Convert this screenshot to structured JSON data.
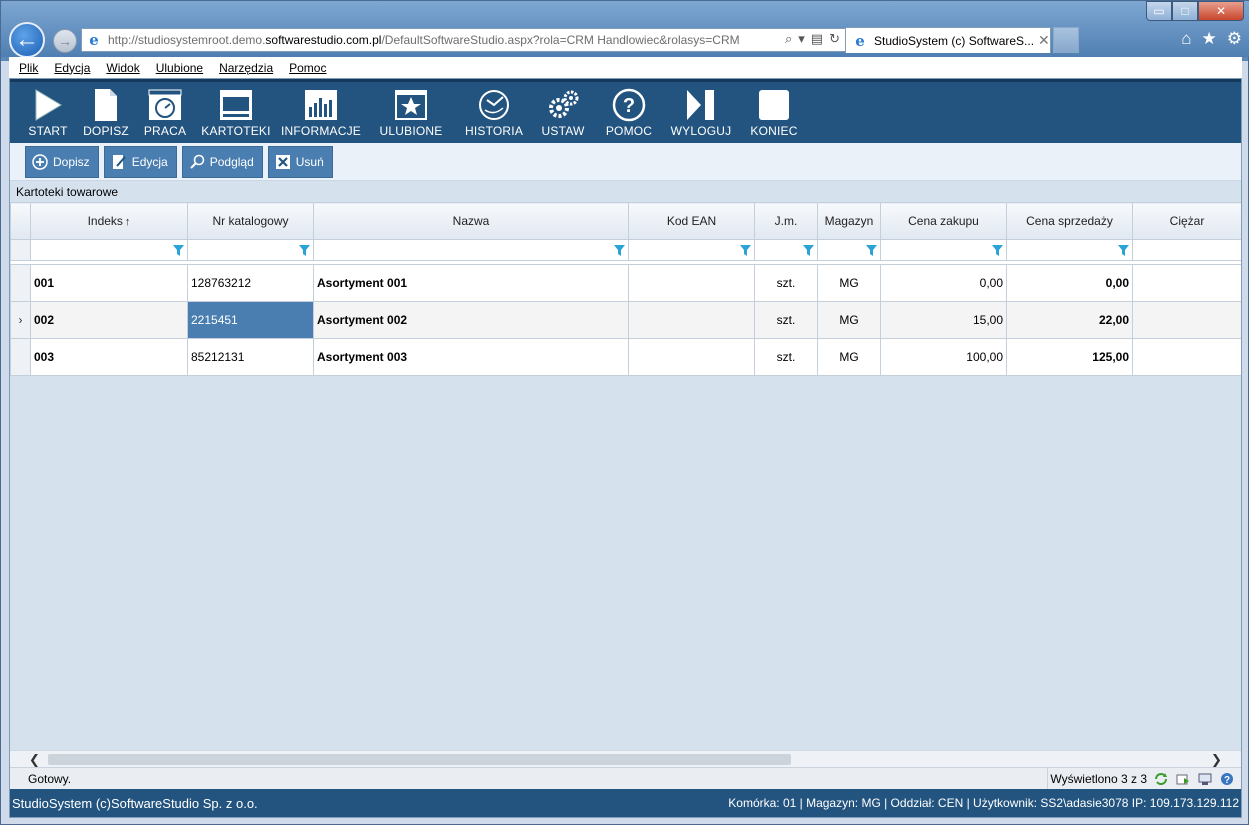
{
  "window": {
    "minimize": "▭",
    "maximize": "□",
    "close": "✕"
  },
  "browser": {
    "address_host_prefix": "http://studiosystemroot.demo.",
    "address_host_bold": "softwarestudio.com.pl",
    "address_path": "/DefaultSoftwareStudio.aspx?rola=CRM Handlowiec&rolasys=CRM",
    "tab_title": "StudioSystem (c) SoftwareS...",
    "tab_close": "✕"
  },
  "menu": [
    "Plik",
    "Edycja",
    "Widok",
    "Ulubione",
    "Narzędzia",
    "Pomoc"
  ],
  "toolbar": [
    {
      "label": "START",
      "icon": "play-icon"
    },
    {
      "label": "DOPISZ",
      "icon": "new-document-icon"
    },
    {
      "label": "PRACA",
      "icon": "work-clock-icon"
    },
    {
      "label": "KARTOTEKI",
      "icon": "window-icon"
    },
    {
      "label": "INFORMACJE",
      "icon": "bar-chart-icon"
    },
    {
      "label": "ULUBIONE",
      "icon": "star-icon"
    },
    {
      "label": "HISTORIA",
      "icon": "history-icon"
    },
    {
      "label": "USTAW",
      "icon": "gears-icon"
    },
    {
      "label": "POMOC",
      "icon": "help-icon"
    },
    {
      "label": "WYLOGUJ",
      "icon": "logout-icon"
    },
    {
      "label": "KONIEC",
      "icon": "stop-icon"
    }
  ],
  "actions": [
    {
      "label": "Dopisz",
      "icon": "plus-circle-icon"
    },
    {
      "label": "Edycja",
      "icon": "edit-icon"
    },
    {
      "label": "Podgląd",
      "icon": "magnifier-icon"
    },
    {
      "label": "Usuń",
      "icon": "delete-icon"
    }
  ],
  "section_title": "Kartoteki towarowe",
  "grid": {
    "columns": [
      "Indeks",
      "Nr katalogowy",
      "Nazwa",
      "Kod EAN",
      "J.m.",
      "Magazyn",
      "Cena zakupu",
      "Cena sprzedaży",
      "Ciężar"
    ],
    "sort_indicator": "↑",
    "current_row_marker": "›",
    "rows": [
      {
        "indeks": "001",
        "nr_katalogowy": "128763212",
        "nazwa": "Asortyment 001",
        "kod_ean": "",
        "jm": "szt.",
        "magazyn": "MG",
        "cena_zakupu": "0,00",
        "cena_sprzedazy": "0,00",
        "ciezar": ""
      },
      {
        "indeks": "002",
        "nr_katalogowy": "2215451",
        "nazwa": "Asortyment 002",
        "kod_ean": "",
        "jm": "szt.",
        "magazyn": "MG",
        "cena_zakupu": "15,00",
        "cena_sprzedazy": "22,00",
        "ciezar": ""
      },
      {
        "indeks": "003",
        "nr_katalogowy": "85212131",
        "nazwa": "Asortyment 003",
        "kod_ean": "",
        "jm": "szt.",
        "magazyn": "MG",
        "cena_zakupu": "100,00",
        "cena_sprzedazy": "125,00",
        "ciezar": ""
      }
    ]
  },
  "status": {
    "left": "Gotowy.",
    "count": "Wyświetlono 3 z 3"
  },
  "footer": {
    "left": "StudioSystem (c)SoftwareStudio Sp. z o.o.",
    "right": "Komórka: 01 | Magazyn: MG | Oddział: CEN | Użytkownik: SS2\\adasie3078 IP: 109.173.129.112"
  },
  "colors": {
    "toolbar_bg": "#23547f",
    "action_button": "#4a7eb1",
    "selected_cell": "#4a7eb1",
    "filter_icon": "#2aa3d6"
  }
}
--
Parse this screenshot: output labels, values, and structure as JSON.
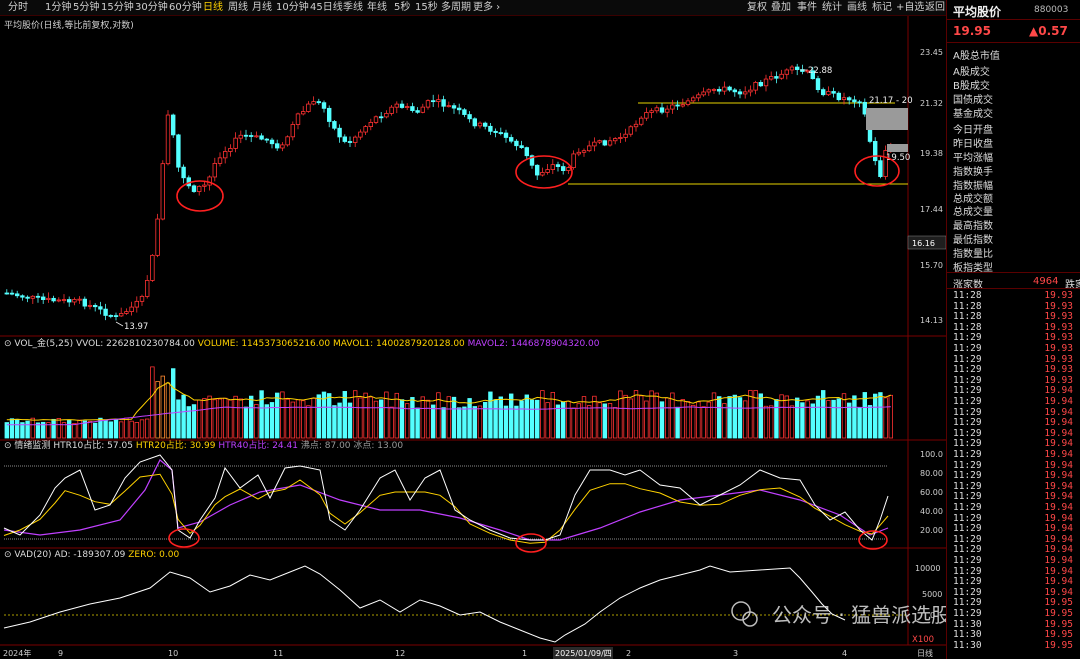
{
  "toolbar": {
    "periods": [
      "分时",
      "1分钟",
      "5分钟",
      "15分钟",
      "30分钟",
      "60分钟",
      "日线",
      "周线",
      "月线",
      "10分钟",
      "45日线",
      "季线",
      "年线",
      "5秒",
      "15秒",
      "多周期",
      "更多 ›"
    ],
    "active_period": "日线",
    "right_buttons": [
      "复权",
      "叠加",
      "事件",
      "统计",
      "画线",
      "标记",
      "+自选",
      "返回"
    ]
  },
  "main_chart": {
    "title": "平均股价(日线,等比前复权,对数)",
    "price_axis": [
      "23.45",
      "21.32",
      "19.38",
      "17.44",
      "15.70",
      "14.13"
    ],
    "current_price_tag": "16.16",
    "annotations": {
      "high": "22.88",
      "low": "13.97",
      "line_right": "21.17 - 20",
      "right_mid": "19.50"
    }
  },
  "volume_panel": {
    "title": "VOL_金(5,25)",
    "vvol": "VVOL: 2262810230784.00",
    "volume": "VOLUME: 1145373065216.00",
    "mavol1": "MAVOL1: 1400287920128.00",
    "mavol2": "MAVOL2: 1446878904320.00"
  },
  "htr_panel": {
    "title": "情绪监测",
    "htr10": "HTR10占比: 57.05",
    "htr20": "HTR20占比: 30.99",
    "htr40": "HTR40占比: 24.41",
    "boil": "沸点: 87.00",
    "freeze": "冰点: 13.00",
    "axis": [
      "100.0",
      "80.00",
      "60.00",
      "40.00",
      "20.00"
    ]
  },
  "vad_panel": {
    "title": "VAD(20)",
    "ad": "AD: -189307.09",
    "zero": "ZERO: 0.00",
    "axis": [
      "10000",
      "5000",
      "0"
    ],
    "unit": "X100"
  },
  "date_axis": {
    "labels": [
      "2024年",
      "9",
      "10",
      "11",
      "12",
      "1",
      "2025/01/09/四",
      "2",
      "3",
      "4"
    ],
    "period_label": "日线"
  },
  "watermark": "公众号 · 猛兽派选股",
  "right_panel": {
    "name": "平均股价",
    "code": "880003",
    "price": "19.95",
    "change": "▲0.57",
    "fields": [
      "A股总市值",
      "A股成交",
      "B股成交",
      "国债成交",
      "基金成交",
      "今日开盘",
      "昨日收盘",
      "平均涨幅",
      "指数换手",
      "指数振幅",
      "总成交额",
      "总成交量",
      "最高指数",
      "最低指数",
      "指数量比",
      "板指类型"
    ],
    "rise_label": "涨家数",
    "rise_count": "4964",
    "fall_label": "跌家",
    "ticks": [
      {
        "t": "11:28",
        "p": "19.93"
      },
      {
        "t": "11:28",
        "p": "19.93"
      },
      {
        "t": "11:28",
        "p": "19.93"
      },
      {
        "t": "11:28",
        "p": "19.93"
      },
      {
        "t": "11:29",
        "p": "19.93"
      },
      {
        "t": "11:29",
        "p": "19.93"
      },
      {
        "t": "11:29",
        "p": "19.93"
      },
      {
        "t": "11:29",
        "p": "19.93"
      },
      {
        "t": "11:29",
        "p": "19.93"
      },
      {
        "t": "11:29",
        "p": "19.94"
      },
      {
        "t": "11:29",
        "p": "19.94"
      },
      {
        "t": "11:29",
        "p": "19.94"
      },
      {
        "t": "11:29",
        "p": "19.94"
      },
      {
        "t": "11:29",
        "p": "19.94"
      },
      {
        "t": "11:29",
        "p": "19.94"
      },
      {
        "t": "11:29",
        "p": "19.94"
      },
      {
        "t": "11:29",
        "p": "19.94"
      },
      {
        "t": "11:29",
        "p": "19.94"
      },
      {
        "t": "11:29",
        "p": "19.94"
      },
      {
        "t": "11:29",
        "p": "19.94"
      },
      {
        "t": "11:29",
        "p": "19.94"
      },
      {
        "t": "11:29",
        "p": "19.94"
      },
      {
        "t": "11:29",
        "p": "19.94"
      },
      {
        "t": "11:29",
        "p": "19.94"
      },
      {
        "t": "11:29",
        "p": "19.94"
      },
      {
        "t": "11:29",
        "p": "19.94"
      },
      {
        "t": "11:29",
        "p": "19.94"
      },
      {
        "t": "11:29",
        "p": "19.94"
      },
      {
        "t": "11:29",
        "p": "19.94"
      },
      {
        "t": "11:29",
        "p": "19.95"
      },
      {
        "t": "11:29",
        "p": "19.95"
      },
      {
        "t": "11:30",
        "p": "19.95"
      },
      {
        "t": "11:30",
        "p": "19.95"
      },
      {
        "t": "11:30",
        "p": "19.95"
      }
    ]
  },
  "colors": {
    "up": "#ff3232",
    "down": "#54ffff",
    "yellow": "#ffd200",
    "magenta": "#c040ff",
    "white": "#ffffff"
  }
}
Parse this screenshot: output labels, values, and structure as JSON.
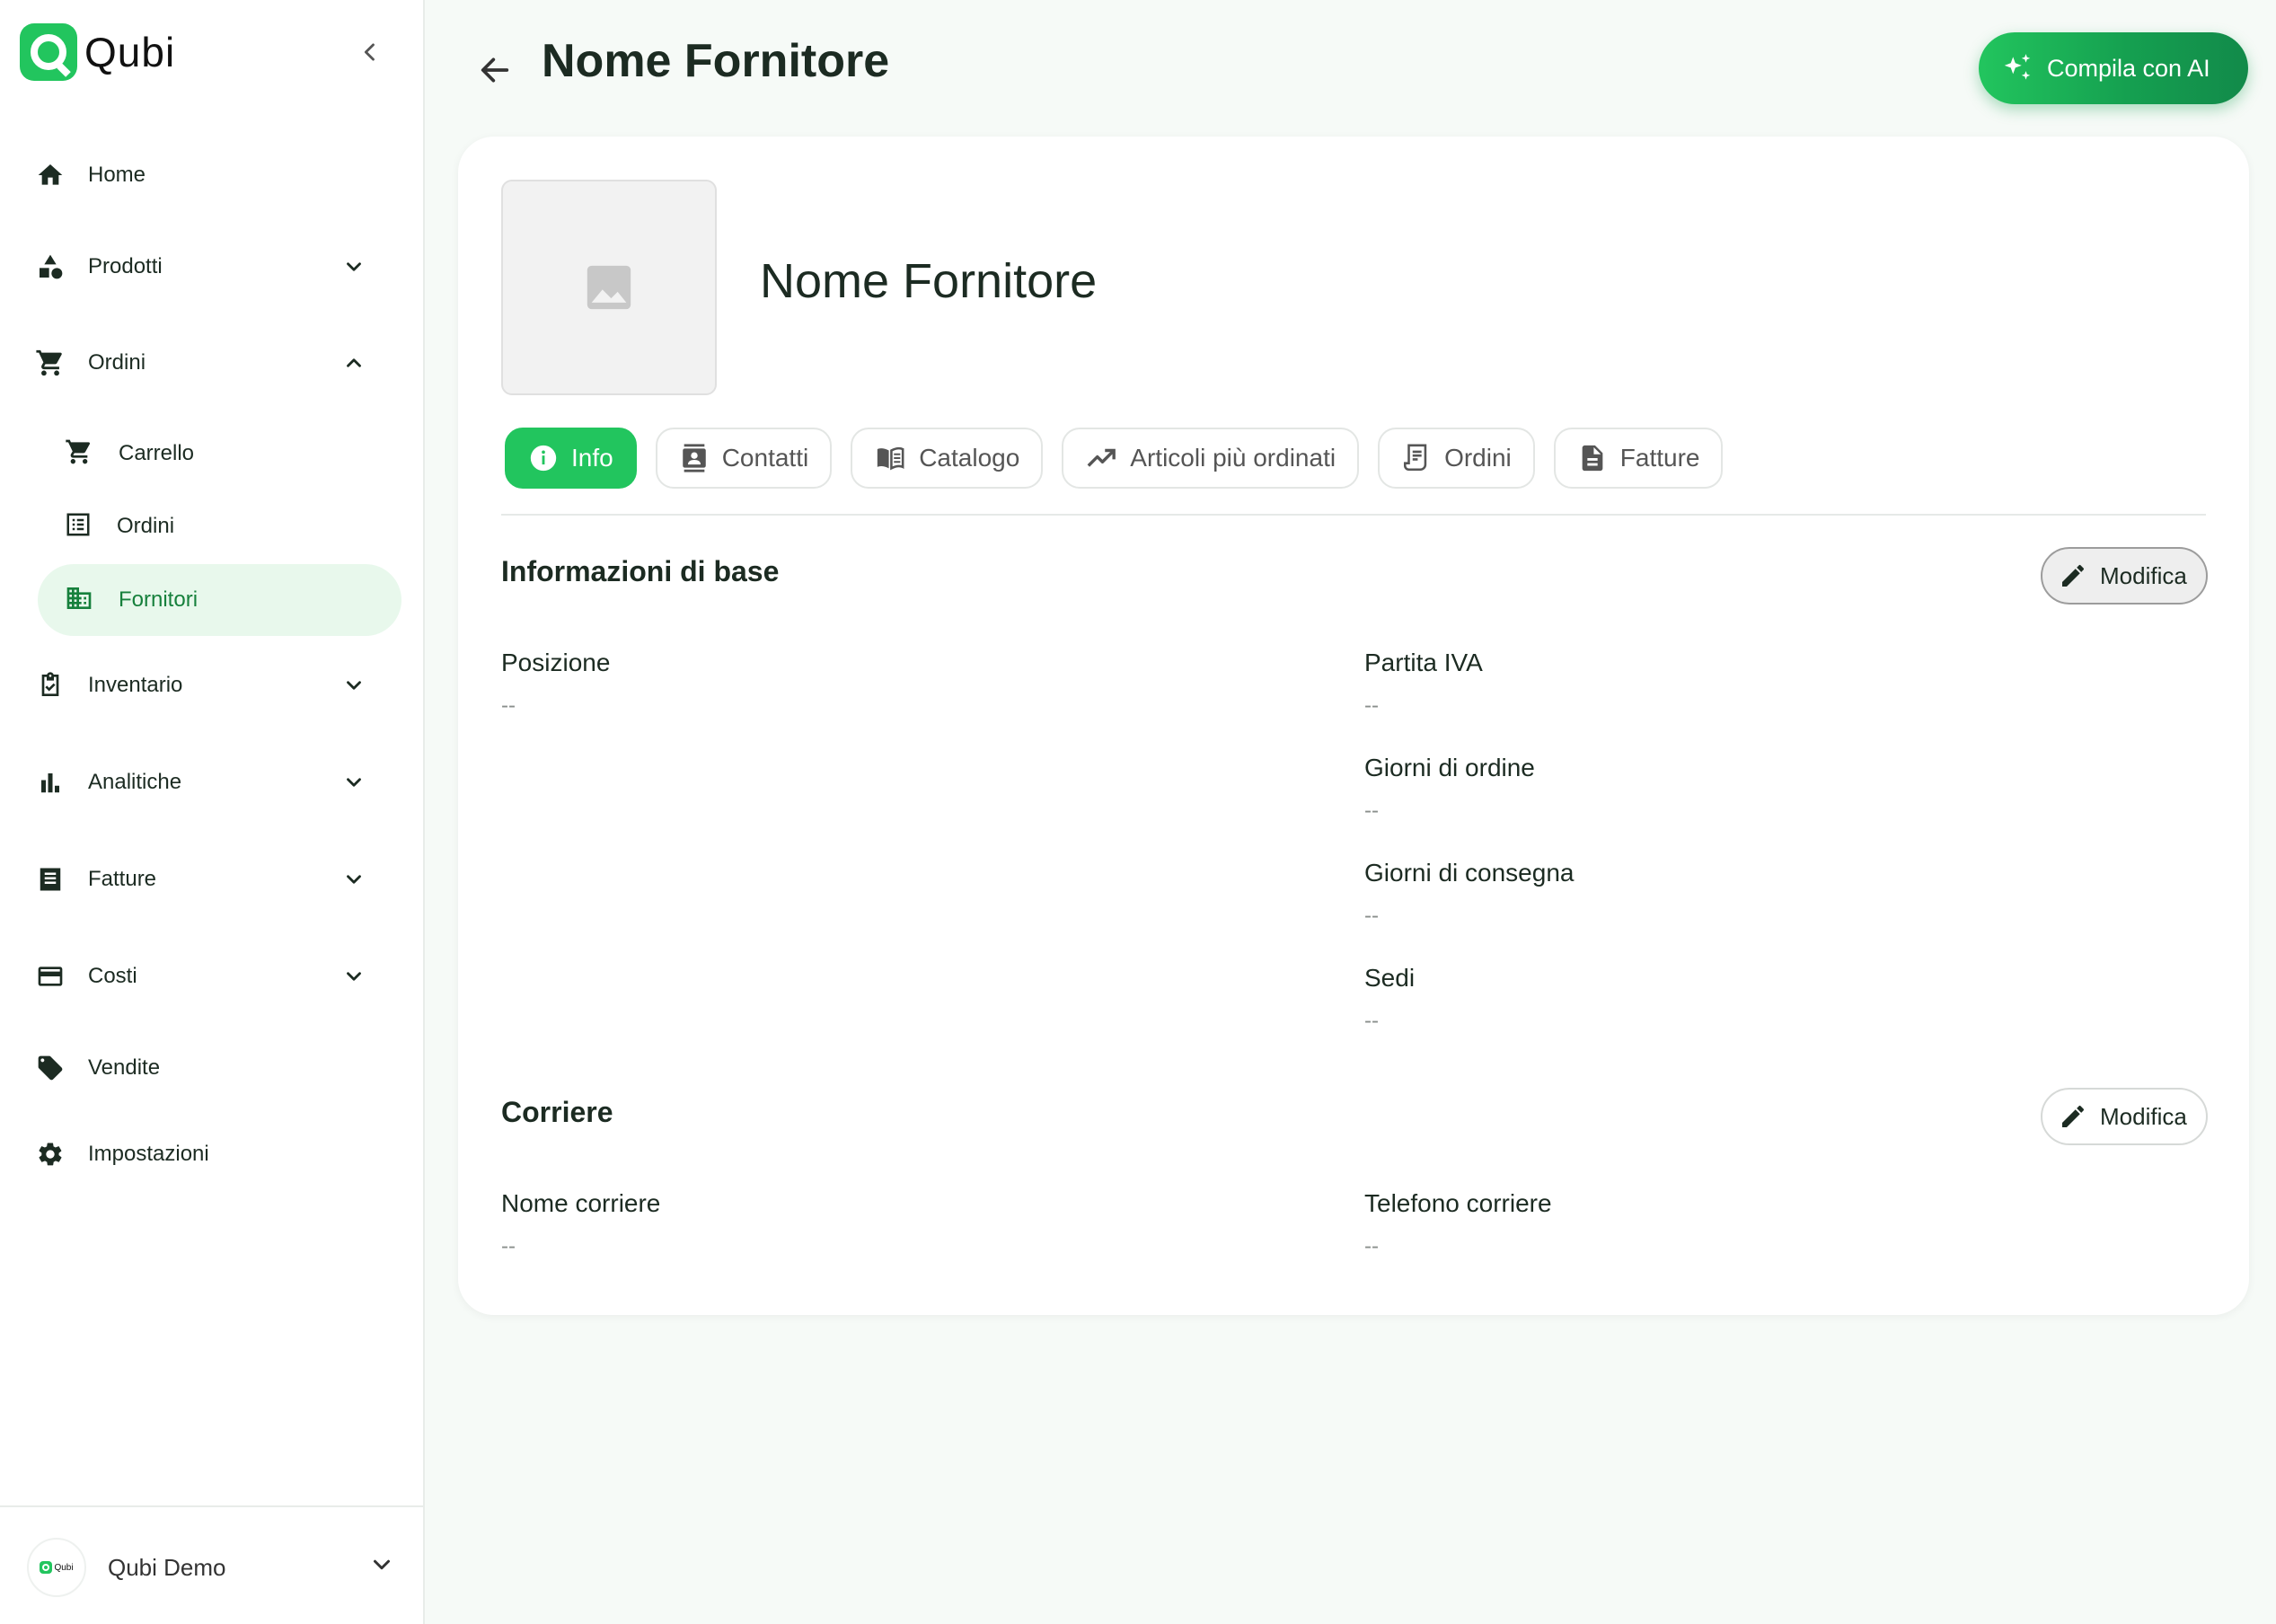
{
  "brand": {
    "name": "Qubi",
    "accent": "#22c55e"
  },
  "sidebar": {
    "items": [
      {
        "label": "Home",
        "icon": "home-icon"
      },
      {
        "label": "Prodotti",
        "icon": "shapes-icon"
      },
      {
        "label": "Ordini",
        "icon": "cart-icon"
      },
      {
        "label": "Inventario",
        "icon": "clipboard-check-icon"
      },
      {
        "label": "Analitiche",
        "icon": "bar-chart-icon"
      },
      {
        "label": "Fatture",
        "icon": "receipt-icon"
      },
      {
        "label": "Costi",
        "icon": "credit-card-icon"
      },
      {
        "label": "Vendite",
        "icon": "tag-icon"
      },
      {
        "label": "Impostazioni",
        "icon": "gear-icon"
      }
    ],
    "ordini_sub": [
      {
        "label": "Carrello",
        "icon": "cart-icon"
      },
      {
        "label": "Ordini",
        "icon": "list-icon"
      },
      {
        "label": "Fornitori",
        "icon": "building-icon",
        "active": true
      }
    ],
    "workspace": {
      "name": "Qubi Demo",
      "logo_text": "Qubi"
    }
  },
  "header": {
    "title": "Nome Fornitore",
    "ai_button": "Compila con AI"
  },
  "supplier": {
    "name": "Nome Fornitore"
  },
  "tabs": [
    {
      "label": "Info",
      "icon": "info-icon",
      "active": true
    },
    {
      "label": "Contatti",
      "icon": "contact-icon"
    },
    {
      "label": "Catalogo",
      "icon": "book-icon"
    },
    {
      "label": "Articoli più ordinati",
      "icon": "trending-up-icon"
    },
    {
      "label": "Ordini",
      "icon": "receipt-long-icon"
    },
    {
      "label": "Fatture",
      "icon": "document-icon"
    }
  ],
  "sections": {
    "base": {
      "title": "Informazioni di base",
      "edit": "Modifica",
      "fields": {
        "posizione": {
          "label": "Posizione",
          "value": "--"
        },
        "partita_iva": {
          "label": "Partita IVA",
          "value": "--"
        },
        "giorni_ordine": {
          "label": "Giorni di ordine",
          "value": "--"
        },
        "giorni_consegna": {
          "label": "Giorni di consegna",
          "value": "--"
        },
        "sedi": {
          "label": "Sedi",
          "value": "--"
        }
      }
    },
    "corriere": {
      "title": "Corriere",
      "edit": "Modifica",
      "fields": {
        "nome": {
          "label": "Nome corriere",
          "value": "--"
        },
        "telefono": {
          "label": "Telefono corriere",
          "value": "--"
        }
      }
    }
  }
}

## Exercise
Where a line in the entries holds "Asortyment", copy that line.

## Task response
        "nazwa": "Asortyment 001",
        "nazwa": "Asortyment 002",
        "nazwa": "Asortyment 003",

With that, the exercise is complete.